[Stored items]
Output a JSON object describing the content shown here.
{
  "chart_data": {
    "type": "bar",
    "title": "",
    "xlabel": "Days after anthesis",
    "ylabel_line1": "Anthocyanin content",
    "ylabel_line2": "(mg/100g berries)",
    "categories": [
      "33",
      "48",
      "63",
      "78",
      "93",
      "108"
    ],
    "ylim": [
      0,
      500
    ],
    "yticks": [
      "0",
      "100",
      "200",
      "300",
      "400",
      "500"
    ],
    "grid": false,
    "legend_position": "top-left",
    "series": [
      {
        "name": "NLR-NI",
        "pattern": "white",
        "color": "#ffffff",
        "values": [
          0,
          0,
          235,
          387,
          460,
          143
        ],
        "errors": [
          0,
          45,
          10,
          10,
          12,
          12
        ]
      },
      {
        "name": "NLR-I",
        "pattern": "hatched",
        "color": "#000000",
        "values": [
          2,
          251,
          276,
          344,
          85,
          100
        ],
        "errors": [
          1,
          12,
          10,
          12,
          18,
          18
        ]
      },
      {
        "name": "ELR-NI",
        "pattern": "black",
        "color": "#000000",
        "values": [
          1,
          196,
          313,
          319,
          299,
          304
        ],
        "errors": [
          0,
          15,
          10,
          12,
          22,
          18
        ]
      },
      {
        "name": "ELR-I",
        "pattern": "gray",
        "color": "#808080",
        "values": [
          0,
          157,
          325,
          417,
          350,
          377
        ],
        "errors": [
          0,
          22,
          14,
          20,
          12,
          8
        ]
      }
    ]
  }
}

-- Do this --
Write out the listing once more, matching it exactly.

-- Final result --
Output a JSON object describing the content shown here.
{
  "chart_data": {
    "type": "bar",
    "title": "",
    "xlabel": "Days after anthesis",
    "ylabel_line1": "Anthocyanin content",
    "ylabel_line2": "(mg/100g berries)",
    "categories": [
      "33",
      "48",
      "63",
      "78",
      "93",
      "108"
    ],
    "ylim": [
      0,
      500
    ],
    "yticks": [
      "0",
      "100",
      "200",
      "300",
      "400",
      "500"
    ],
    "grid": false,
    "legend_position": "top-left",
    "series": [
      {
        "name": "NLR-NI",
        "pattern": "white",
        "color": "#ffffff",
        "values": [
          0,
          0,
          235,
          387,
          460,
          143
        ],
        "errors": [
          0,
          45,
          10,
          10,
          12,
          12
        ]
      },
      {
        "name": "NLR-I",
        "pattern": "hatched",
        "color": "#000000",
        "values": [
          2,
          251,
          276,
          344,
          85,
          100
        ],
        "errors": [
          1,
          12,
          10,
          12,
          18,
          18
        ]
      },
      {
        "name": "ELR-NI",
        "pattern": "black",
        "color": "#000000",
        "values": [
          1,
          196,
          313,
          319,
          299,
          304
        ],
        "errors": [
          0,
          15,
          10,
          12,
          22,
          18
        ]
      },
      {
        "name": "ELR-I",
        "pattern": "gray",
        "color": "#808080",
        "values": [
          0,
          157,
          325,
          417,
          350,
          377
        ],
        "errors": [
          0,
          22,
          14,
          20,
          12,
          8
        ]
      }
    ]
  }
}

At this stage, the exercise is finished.